> _What you need to do_: What follows is a set of entries. Give them again exactly, without the pictures.

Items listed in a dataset
.....
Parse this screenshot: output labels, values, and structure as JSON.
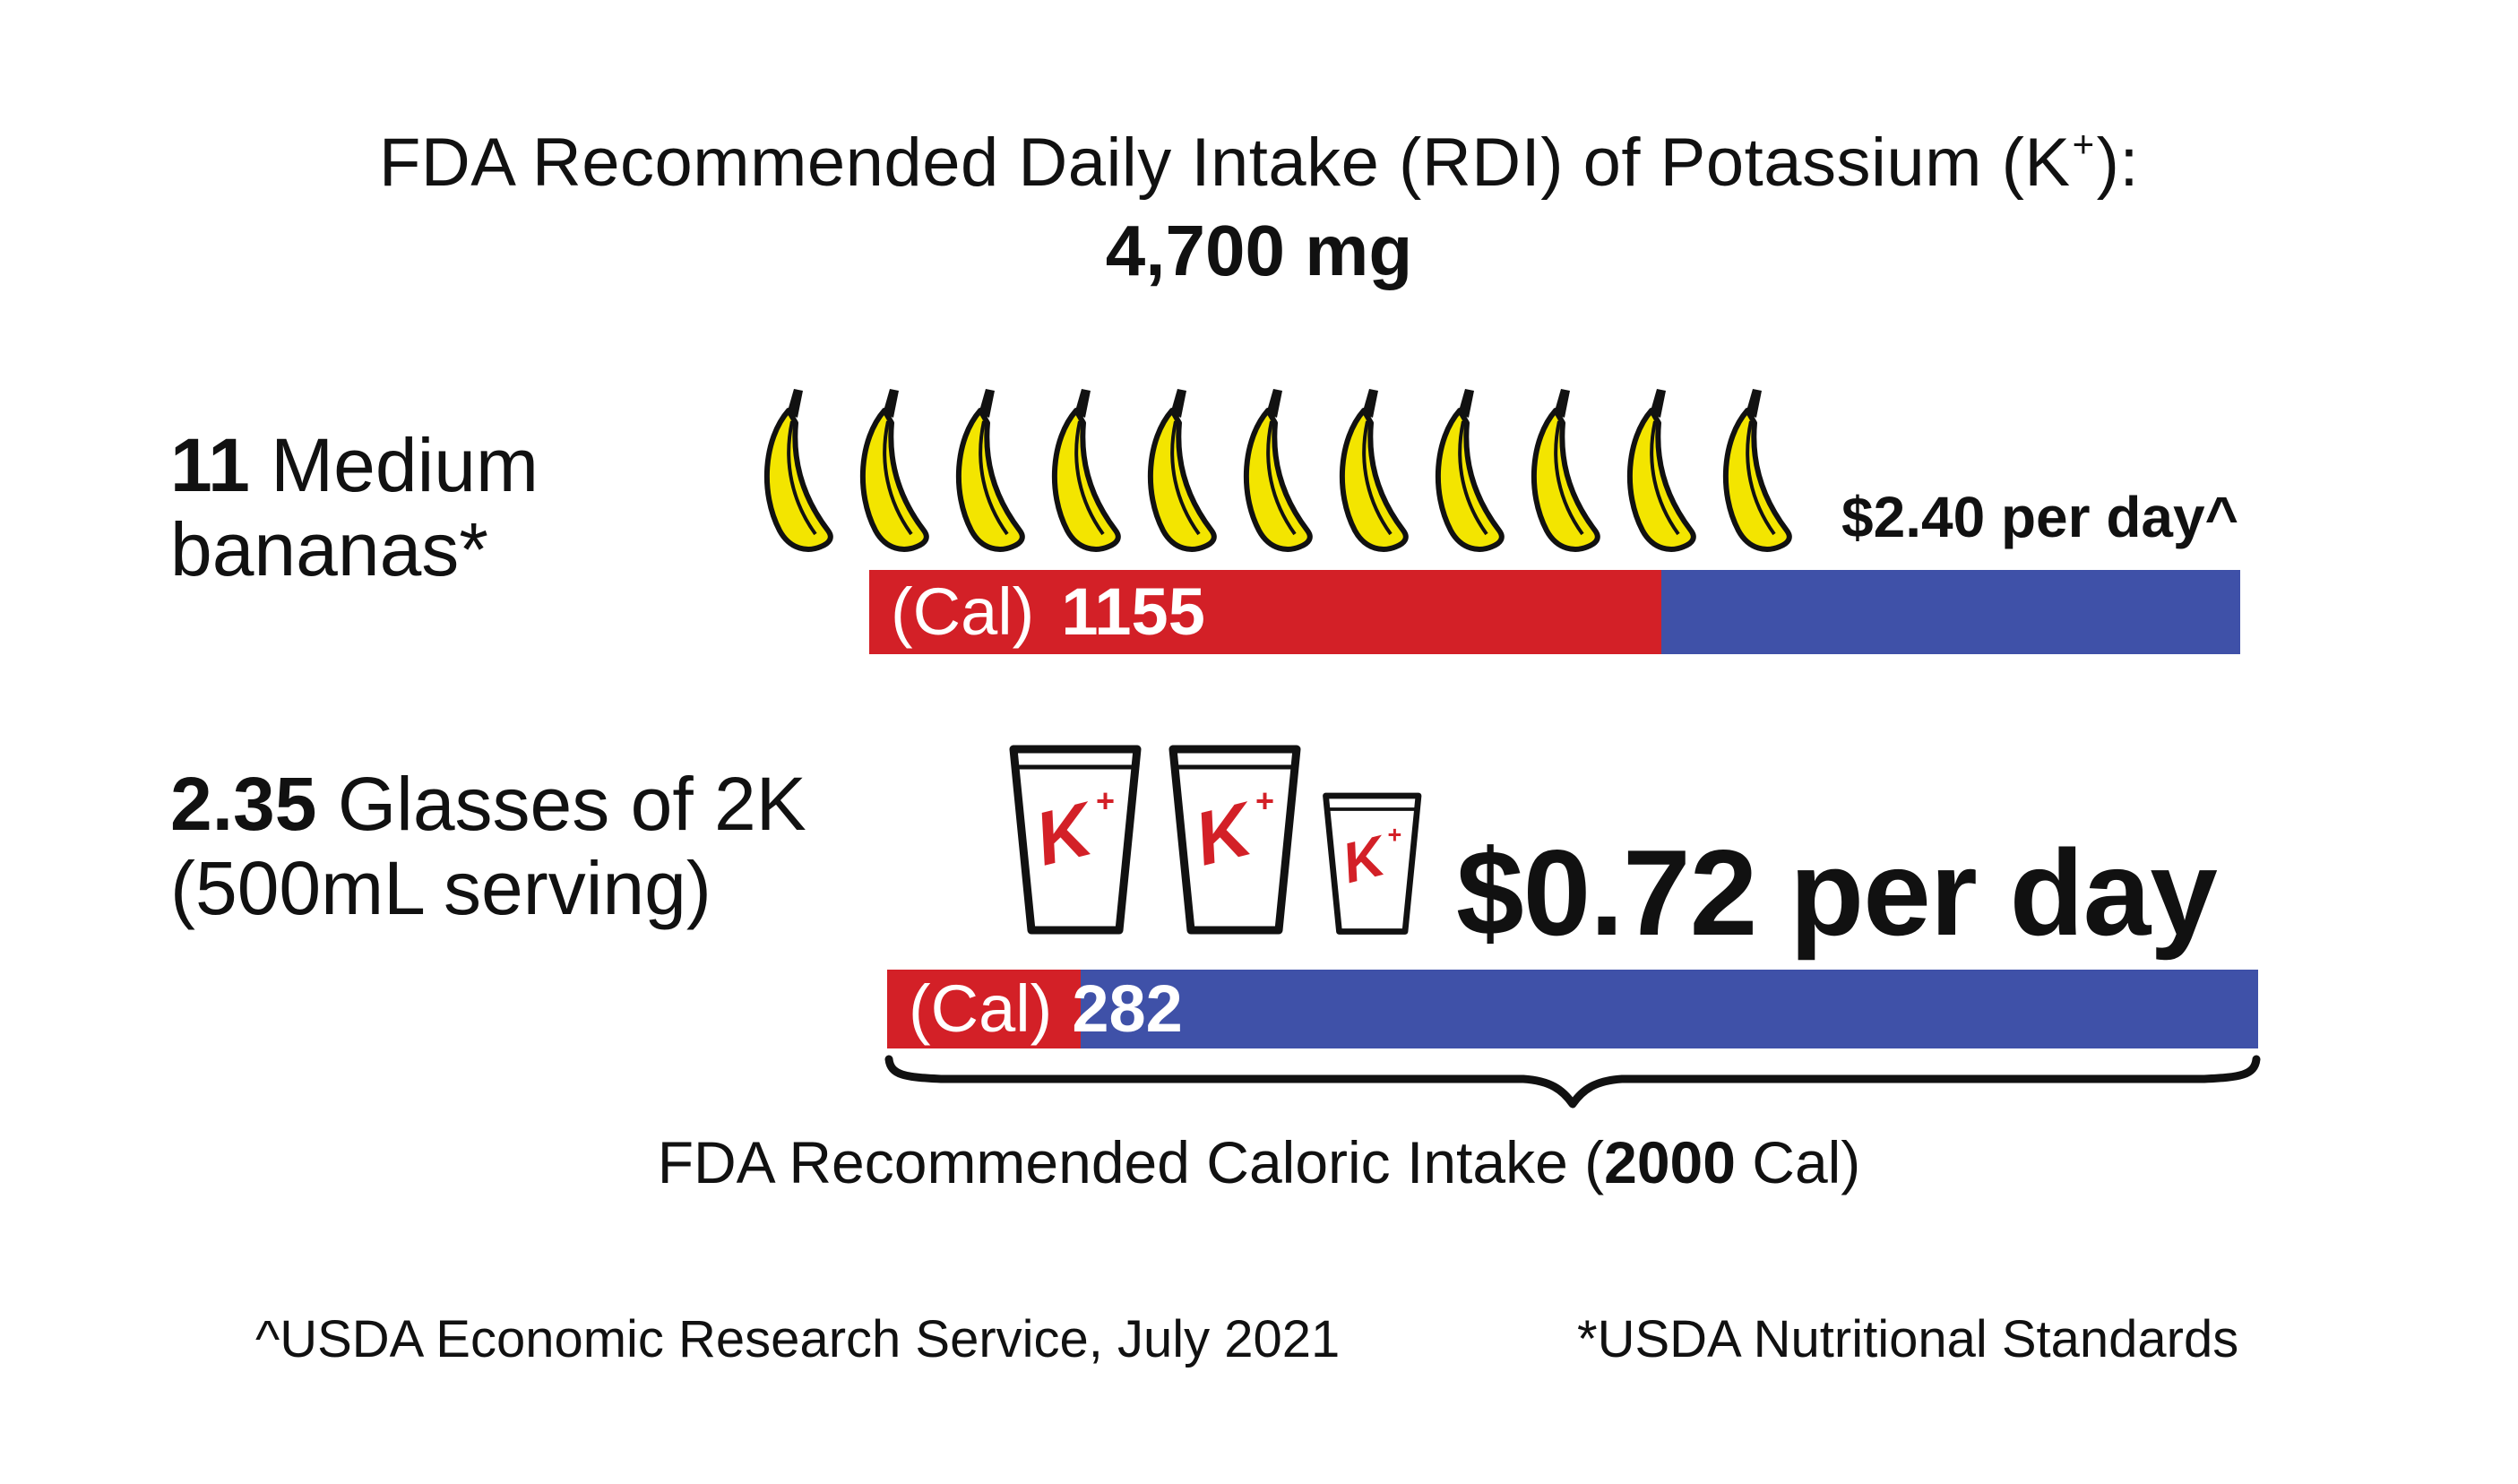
{
  "title": {
    "text_before": "FDA Recommended Daily Intake (RDI) of Potassium (K",
    "superscript": "+",
    "text_after": "):",
    "amount": "4,700 mg"
  },
  "chart_data": {
    "type": "bar",
    "title": "FDA Recommended Daily Intake (RDI) of Potassium (K+): 4,700 mg",
    "total_label_before": "FDA Recommended Caloric Intake (",
    "total_value": 2000,
    "total_value_label": "2000",
    "total_label_after": " Cal)",
    "series": [
      {
        "label_value": "11",
        "label_text_1": "Medium",
        "label_text_2": "bananas*",
        "icon": "banana-icon",
        "icon_count": 11,
        "unit": "(Cal)",
        "value": 1155,
        "value_label": "1155",
        "price": "$2.40 per day^",
        "fill_color": "#d32027",
        "rest_color": "#3f51a8"
      },
      {
        "label_value": "2.35",
        "label_text_1": "Glasses of 2K",
        "label_text_2": "(500mL serving)",
        "icon": "glass-icon",
        "icon_count": 2.35,
        "icon_badge": "K",
        "icon_badge_sup": "+",
        "unit": "(Cal)",
        "value": 282,
        "value_label": "282",
        "price": "$0.72 per day",
        "fill_color": "#d32027",
        "rest_color": "#3f51a8"
      }
    ]
  },
  "footnotes": {
    "left": "^USDA Economic Research Service, July 2021",
    "right": "*USDA Nutritional Standards"
  }
}
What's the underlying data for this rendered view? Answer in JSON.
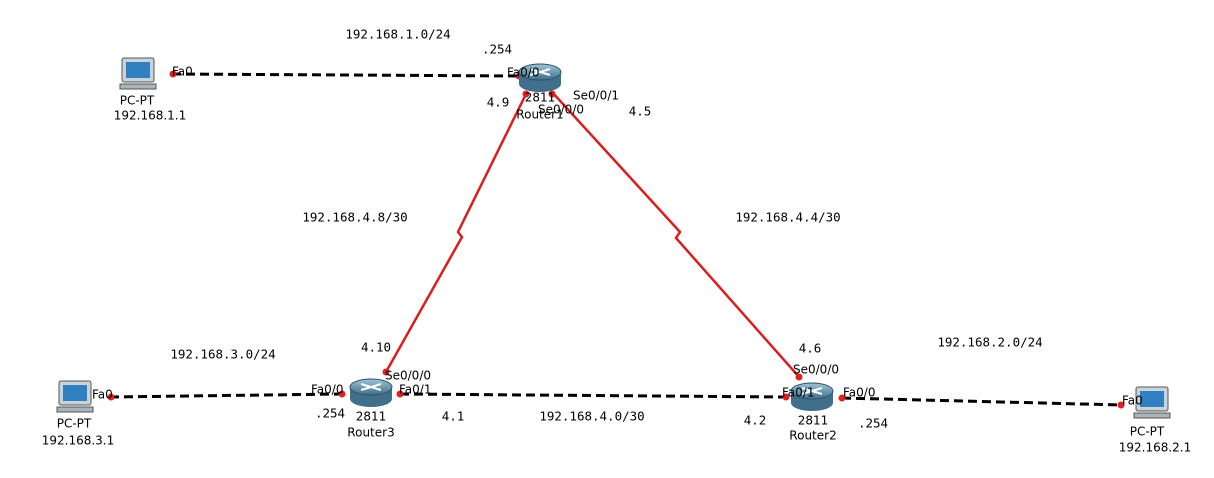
{
  "pcs": [
    {
      "model": "PC-PT",
      "ip": "192.168.1.1",
      "port": "Fa0"
    },
    {
      "model": "PC-PT",
      "ip": "192.168.3.1",
      "port": "Fa0"
    },
    {
      "model": "PC-PT",
      "ip": "192.168.2.1",
      "port": "Fa0"
    }
  ],
  "routers": [
    {
      "model": "2811",
      "name": "Router1",
      "interfaces": [
        "Fa0/0",
        "Se0/0/1",
        "Se0/0/0"
      ],
      "addresses": [
        ".254",
        "4.9",
        "4.5"
      ]
    },
    {
      "model": "2811",
      "name": "Router3",
      "interfaces": [
        "Fa0/0",
        "Fa0/1",
        "Se0/0/0"
      ],
      "addresses": [
        ".254",
        "4.1",
        "4.10"
      ]
    },
    {
      "model": "2811",
      "name": "Router2",
      "interfaces": [
        "Fa0/1",
        "Fa0/0",
        "Se0/0/0"
      ],
      "addresses": [
        "4.2",
        ".254",
        "4.6"
      ]
    }
  ],
  "networks": [
    "192.168.1.0/24",
    "192.168.4.8/30",
    "192.168.4.4/30",
    "192.168.3.0/24",
    "192.168.4.0/30",
    "192.168.2.0/24"
  ]
}
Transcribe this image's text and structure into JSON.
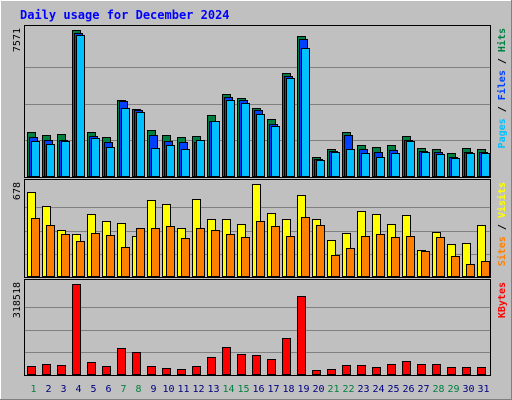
{
  "chart_data": {
    "type": "bar",
    "title": "Daily usage for December 2024",
    "categories": [
      "1",
      "2",
      "3",
      "4",
      "5",
      "6",
      "7",
      "8",
      "9",
      "10",
      "11",
      "12",
      "13",
      "14",
      "15",
      "16",
      "17",
      "18",
      "19",
      "20",
      "21",
      "22",
      "23",
      "24",
      "25",
      "26",
      "27",
      "28",
      "29",
      "30",
      "31"
    ],
    "weekend_days": [
      "1",
      "7",
      "8",
      "14",
      "15",
      "21",
      "22",
      "28",
      "29"
    ],
    "panels": [
      {
        "id": "hits-files-pages",
        "max_label": "7571",
        "ymax": 7571,
        "legend": [
          {
            "label": "Pages",
            "color": "#00c0ff"
          },
          {
            "label": "Files",
            "color": "#0040ff"
          },
          {
            "label": "Hits",
            "color": "#008040"
          }
        ],
        "series": [
          {
            "name": "Hits",
            "color": "#008040",
            "values": [
              2300,
              2150,
              2200,
              7571,
              2300,
              2050,
              3950,
              3500,
              2400,
              2150,
              2050,
              2100,
              3200,
              4300,
              4050,
              3550,
              3000,
              5350,
              7250,
              1050,
              1450,
              2300,
              1650,
              1550,
              1650,
              2100,
              1500,
              1450,
              1250,
              1500,
              1450
            ]
          },
          {
            "name": "Files",
            "color": "#0040ff",
            "values": [
              2050,
              1900,
              1900,
              7400,
              2100,
              1800,
              3900,
              3450,
              2150,
              1850,
              1800,
              1800,
              2900,
              4100,
              3950,
              3450,
              2750,
              5200,
              7100,
              950,
              1350,
              2150,
              1450,
              1300,
              1400,
              1900,
              1350,
              1300,
              1050,
              1300,
              1300
            ]
          },
          {
            "name": "Pages",
            "color": "#00c0ff",
            "values": [
              1850,
              1700,
              1850,
              7300,
              2000,
              1550,
              3550,
              3350,
              1500,
              1650,
              1450,
              1900,
              2900,
              3950,
              3800,
              3250,
              2650,
              5100,
              6650,
              850,
              1300,
              1450,
              1250,
              1050,
              1250,
              1850,
              1300,
              1200,
              1000,
              1250,
              1250
            ]
          }
        ]
      },
      {
        "id": "visits-sites",
        "max_label": "678",
        "ymax": 678,
        "legend": [
          {
            "label": "Sites",
            "color": "#ff8000"
          },
          {
            "label": "Visits",
            "color": "#ffff00"
          }
        ],
        "series": [
          {
            "name": "Visits",
            "color": "#ffff00",
            "values": [
              620,
              520,
              340,
              310,
              460,
              410,
              395,
              300,
              560,
              530,
              360,
              570,
              420,
              420,
              390,
              678,
              470,
              420,
              600,
              420,
              270,
              320,
              480,
              460,
              390,
              450,
              200,
              330,
              240,
              250,
              380
            ]
          },
          {
            "name": "Sites",
            "color": "#ff8000",
            "values": [
              430,
              380,
              310,
              260,
              320,
              305,
              220,
              355,
              360,
              370,
              285,
              360,
              340,
              310,
              290,
              410,
              370,
              300,
              440,
              380,
              160,
              215,
              300,
              310,
              290,
              300,
              190,
              295,
              150,
              95,
              120
            ]
          }
        ]
      },
      {
        "id": "kbytes",
        "max_label": "318518",
        "ymax": 318518,
        "legend": [
          {
            "label": "KBytes",
            "color": "#ff0000"
          }
        ],
        "series": [
          {
            "name": "KBytes",
            "color": "#ff0000",
            "values": [
              30000,
              38000,
              36000,
              318518,
              47000,
              30000,
              96000,
              80000,
              32000,
              25000,
              22000,
              32000,
              62000,
              97000,
              72000,
              70000,
              55000,
              130000,
              275000,
              18000,
              22000,
              35000,
              36000,
              28000,
              38000,
              50000,
              40000,
              38000,
              28000,
              28000,
              28000
            ]
          }
        ]
      }
    ]
  }
}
.....
> _Full solution_:
Parse this screenshot: output labels, values, and structure as JSON.
{
  "title": {
    "text_before": "FDA Recommended Daily Intake (RDI) of Potassium (K",
    "superscript": "+",
    "text_after": "):",
    "amount": "4,700 mg"
  },
  "chart_data": {
    "type": "bar",
    "title": "FDA Recommended Daily Intake (RDI) of Potassium (K+): 4,700 mg",
    "total_label_before": "FDA Recommended Caloric Intake (",
    "total_value": 2000,
    "total_value_label": "2000",
    "total_label_after": " Cal)",
    "series": [
      {
        "label_value": "11",
        "label_text_1": "Medium",
        "label_text_2": "bananas*",
        "icon": "banana-icon",
        "icon_count": 11,
        "unit": "(Cal)",
        "value": 1155,
        "value_label": "1155",
        "price": "$2.40 per day^",
        "fill_color": "#d32027",
        "rest_color": "#3f51a8"
      },
      {
        "label_value": "2.35",
        "label_text_1": "Glasses of 2K",
        "label_text_2": "(500mL serving)",
        "icon": "glass-icon",
        "icon_count": 2.35,
        "icon_badge": "K",
        "icon_badge_sup": "+",
        "unit": "(Cal)",
        "value": 282,
        "value_label": "282",
        "price": "$0.72 per day",
        "fill_color": "#d32027",
        "rest_color": "#3f51a8"
      }
    ]
  },
  "footnotes": {
    "left": "^USDA Economic Research Service, July 2021",
    "right": "*USDA Nutritional Standards"
  }
}
What's the underlying data for this rendered view? Answer in JSON.
{
  "pcs": [
    {
      "model": "PC-PT",
      "ip": "192.168.1.1",
      "port": "Fa0"
    },
    {
      "model": "PC-PT",
      "ip": "192.168.3.1",
      "port": "Fa0"
    },
    {
      "model": "PC-PT",
      "ip": "192.168.2.1",
      "port": "Fa0"
    }
  ],
  "routers": [
    {
      "model": "2811",
      "name": "Router1",
      "interfaces": [
        "Fa0/0",
        "Se0/0/1",
        "Se0/0/0"
      ],
      "addresses": [
        ".254",
        "4.9",
        "4.5"
      ]
    },
    {
      "model": "2811",
      "name": "Router3",
      "interfaces": [
        "Fa0/0",
        "Fa0/1",
        "Se0/0/0"
      ],
      "addresses": [
        ".254",
        "4.1",
        "4.10"
      ]
    },
    {
      "model": "2811",
      "name": "Router2",
      "interfaces": [
        "Fa0/1",
        "Fa0/0",
        "Se0/0/0"
      ],
      "addresses": [
        "4.2",
        ".254",
        "4.6"
      ]
    }
  ],
  "networks": [
    "192.168.1.0/24",
    "192.168.4.8/30",
    "192.168.4.4/30",
    "192.168.3.0/24",
    "192.168.4.0/30",
    "192.168.2.0/24"
  ]
}
Transcribe this image's text and structure into JSON.
{
  "chart_data": {
    "type": "bar",
    "title": "Daily usage for December 2024",
    "categories": [
      "1",
      "2",
      "3",
      "4",
      "5",
      "6",
      "7",
      "8",
      "9",
      "10",
      "11",
      "12",
      "13",
      "14",
      "15",
      "16",
      "17",
      "18",
      "19",
      "20",
      "21",
      "22",
      "23",
      "24",
      "25",
      "26",
      "27",
      "28",
      "29",
      "30",
      "31"
    ],
    "weekend_days": [
      "1",
      "7",
      "8",
      "14",
      "15",
      "21",
      "22",
      "28",
      "29"
    ],
    "panels": [
      {
        "id": "hits-files-pages",
        "max_label": "7571",
        "ymax": 7571,
        "legend": [
          {
            "label": "Pages",
            "color": "#00c0ff"
          },
          {
            "label": "Files",
            "color": "#0040ff"
          },
          {
            "label": "Hits",
            "color": "#008040"
          }
        ],
        "series": [
          {
            "name": "Hits",
            "color": "#008040",
            "values": [
              2300,
              2150,
              2200,
              7571,
              2300,
              2050,
              3950,
              3500,
              2400,
              2150,
              2050,
              2100,
              3200,
              4300,
              4050,
              3550,
              3000,
              5350,
              7250,
              1050,
              1450,
              2300,
              1650,
              1550,
              1650,
              2100,
              1500,
              1450,
              1250,
              1500,
              1450
            ]
          },
          {
            "name": "Files",
            "color": "#0040ff",
            "values": [
              2050,
              1900,
              1900,
              7400,
              2100,
              1800,
              3900,
              3450,
              2150,
              1850,
              1800,
              1800,
              2900,
              4100,
              3950,
              3450,
              2750,
              5200,
              7100,
              950,
              1350,
              2150,
              1450,
              1300,
              1400,
              1900,
              1350,
              1300,
              1050,
              1300,
              1300
            ]
          },
          {
            "name": "Pages",
            "color": "#00c0ff",
            "values": [
              1850,
              1700,
              1850,
              7300,
              2000,
              1550,
              3550,
              3350,
              1500,
              1650,
              1450,
              1900,
              2900,
              3950,
              3800,
              3250,
              2650,
              5100,
              6650,
              850,
              1300,
              1450,
              1250,
              1050,
              1250,
              1850,
              1300,
              1200,
              1000,
              1250,
              1250
            ]
          }
        ]
      },
      {
        "id": "visits-sites",
        "max_label": "678",
        "ymax": 678,
        "legend": [
          {
            "label": "Sites",
            "color": "#ff8000"
          },
          {
            "label": "Visits",
            "color": "#ffff00"
          }
        ],
        "series": [
          {
            "name": "Visits",
            "color": "#ffff00",
            "values": [
              620,
              520,
              340,
              310,
              460,
              410,
              395,
              300,
              560,
              530,
              360,
              570,
              420,
              420,
              390,
              678,
              470,
              420,
              600,
              420,
              270,
              320,
              480,
              460,
              390,
              450,
              200,
              330,
              240,
              250,
              380
            ]
          },
          {
            "name": "Sites",
            "color": "#ff8000",
            "values": [
              430,
              380,
              310,
              260,
              320,
              305,
              220,
              355,
              360,
              370,
              285,
              360,
              340,
              310,
              290,
              410,
              370,
              300,
              440,
              380,
              160,
              215,
              300,
              310,
              290,
              300,
              190,
              295,
              150,
              95,
              120
            ]
          }
        ]
      },
      {
        "id": "kbytes",
        "max_label": "318518",
        "ymax": 318518,
        "legend": [
          {
            "label": "KBytes",
            "color": "#ff0000"
          }
        ],
        "series": [
          {
            "name": "KBytes",
            "color": "#ff0000",
            "values": [
              30000,
              38000,
              36000,
              318518,
              47000,
              30000,
              96000,
              80000,
              32000,
              25000,
              22000,
              32000,
              62000,
              97000,
              72000,
              70000,
              55000,
              130000,
              275000,
              18000,
              22000,
              35000,
              36000,
              28000,
              38000,
              50000,
              40000,
              38000,
              28000,
              28000,
              28000
            ]
          }
        ]
      }
    ]
  }
}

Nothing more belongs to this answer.